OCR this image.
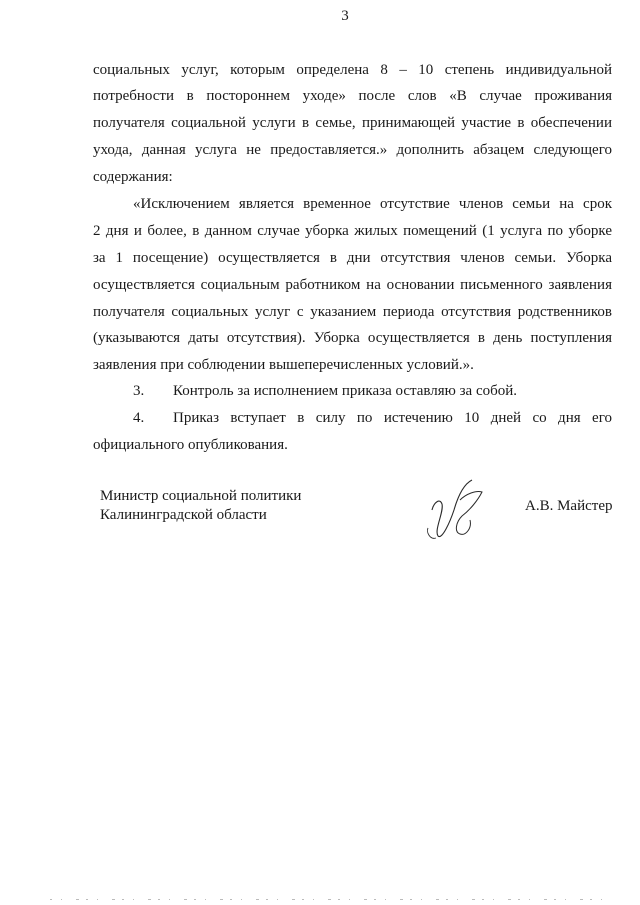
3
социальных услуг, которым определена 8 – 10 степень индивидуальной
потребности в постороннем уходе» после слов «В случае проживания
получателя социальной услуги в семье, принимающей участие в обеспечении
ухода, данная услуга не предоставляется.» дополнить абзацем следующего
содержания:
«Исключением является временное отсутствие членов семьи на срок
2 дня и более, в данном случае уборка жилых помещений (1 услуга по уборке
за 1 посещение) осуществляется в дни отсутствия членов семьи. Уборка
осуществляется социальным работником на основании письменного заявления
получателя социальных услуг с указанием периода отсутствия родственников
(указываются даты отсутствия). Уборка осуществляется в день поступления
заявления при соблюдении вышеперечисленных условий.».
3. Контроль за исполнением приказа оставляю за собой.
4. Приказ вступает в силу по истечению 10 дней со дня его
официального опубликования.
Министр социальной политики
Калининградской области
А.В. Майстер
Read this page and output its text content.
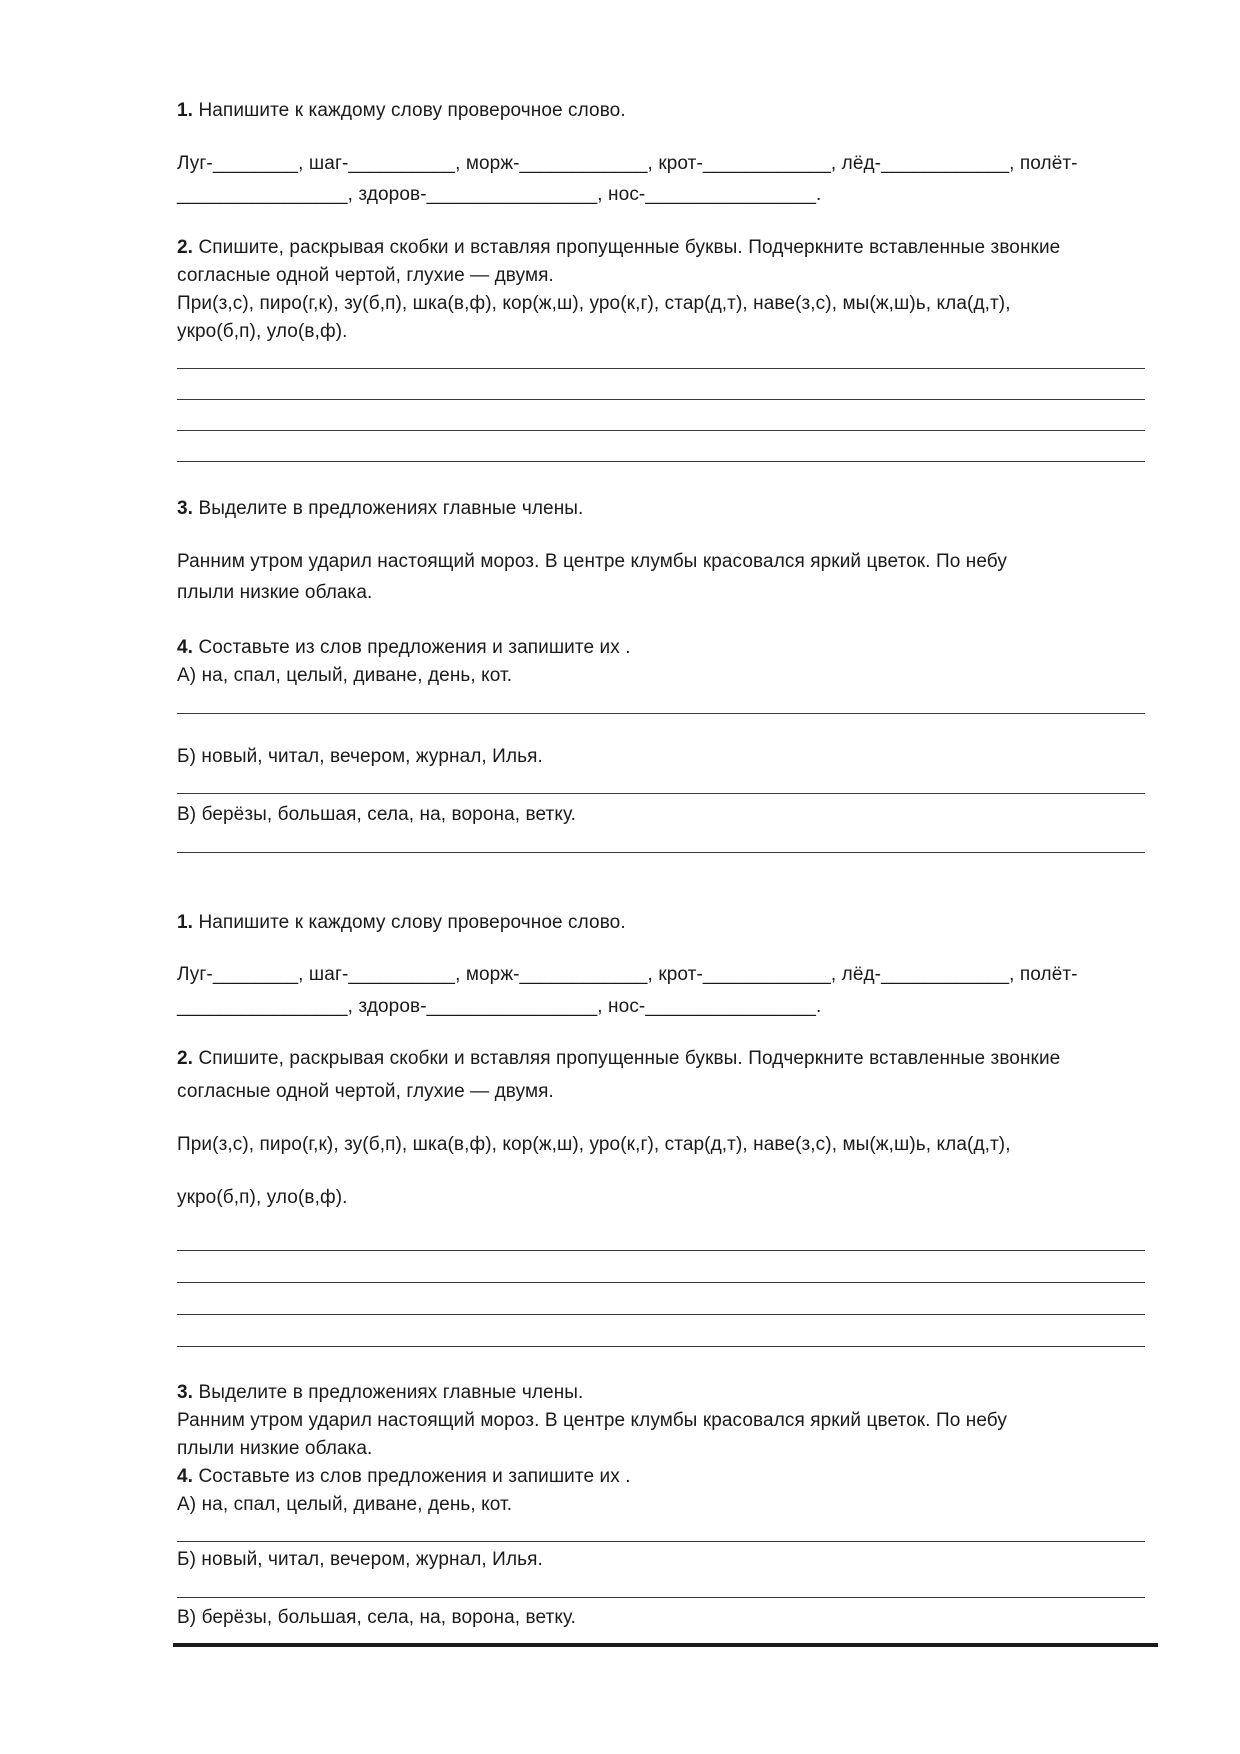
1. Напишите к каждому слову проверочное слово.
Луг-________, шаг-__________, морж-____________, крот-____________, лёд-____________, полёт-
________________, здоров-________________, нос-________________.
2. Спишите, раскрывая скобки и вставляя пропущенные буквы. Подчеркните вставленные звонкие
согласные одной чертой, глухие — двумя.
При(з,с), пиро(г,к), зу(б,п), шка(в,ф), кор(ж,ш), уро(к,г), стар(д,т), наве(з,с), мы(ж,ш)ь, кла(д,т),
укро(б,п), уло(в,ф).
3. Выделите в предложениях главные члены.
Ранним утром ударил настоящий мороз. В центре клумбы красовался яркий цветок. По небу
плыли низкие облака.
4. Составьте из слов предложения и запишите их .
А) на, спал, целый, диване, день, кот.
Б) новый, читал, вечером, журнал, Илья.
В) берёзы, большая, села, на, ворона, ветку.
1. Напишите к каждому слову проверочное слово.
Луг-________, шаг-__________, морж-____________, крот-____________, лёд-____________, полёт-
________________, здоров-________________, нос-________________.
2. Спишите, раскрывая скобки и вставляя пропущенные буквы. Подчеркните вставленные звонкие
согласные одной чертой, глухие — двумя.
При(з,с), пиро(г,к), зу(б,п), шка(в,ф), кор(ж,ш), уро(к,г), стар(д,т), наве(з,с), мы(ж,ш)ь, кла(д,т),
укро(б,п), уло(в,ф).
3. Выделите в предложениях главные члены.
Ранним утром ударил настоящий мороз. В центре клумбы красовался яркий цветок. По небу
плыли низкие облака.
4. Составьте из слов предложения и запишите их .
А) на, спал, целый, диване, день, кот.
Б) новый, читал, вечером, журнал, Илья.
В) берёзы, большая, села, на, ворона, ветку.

• • • •

**WORK TO DO**
In this exercise, set down all of the data exactly, without the pictures.

**TASK OUTPUT**
OCR this image.
3
социальных услуг, которым определена 8 – 10 степень индивидуальной
потребности в постороннем уходе» после слов «В случае проживания
получателя социальной услуги в семье, принимающей участие в обеспечении
ухода, данная услуга не предоставляется.» дополнить абзацем следующего
содержания:
«Исключением является временное отсутствие членов семьи на срок
2 дня и более, в данном случае уборка жилых помещений (1 услуга по уборке
за 1 посещение) осуществляется в дни отсутствия членов семьи. Уборка
осуществляется социальным работником на основании письменного заявления
получателя социальных услуг с указанием периода отсутствия родственников
(указываются даты отсутствия). Уборка осуществляется в день поступления
заявления при соблюдении вышеперечисленных условий.».
3. Контроль за исполнением приказа оставляю за собой.
4. Приказ вступает в силу по истечению 10 дней со дня его
официального опубликования.
Министр социальной политики
Калининградской области
А.В. Майстер
Read this page and output its text content.
1. Напишите к каждому слову проверочное слово.
Луг-________, шаг-__________, морж-____________, крот-____________, лёд-____________, полёт-
________________, здоров-________________, нос-________________.
2. Спишите, раскрывая скобки и вставляя пропущенные буквы. Подчеркните вставленные звонкие
согласные одной чертой, глухие — двумя.
При(з,с), пиро(г,к), зу(б,п), шка(в,ф), кор(ж,ш), уро(к,г), стар(д,т), наве(з,с), мы(ж,ш)ь, кла(д,т),
укро(б,п), уло(в,ф).
3. Выделите в предложениях главные члены.
Ранним утром ударил настоящий мороз. В центре клумбы красовался яркий цветок. По небу
плыли низкие облака.
4. Составьте из слов предложения и запишите их .
А) на, спал, целый, диване, день, кот.
Б) новый, читал, вечером, журнал, Илья.
В) берёзы, большая, села, на, ворона, ветку.
1. Напишите к каждому слову проверочное слово.
Луг-________, шаг-__________, морж-____________, крот-____________, лёд-____________, полёт-
________________, здоров-________________, нос-________________.
2. Спишите, раскрывая скобки и вставляя пропущенные буквы. Подчеркните вставленные звонкие
согласные одной чертой, глухие — двумя.
При(з,с), пиро(г,к), зу(б,п), шка(в,ф), кор(ж,ш), уро(к,г), стар(д,т), наве(з,с), мы(ж,ш)ь, кла(д,т),
укро(б,п), уло(в,ф).
3. Выделите в предложениях главные члены.
Ранним утром ударил настоящий мороз. В центре клумбы красовался яркий цветок. По небу
плыли низкие облака.
4. Составьте из слов предложения и запишите их .
А) на, спал, целый, диване, день, кот.
Б) новый, читал, вечером, журнал, Илья.
В) берёзы, большая, села, на, ворона, ветку.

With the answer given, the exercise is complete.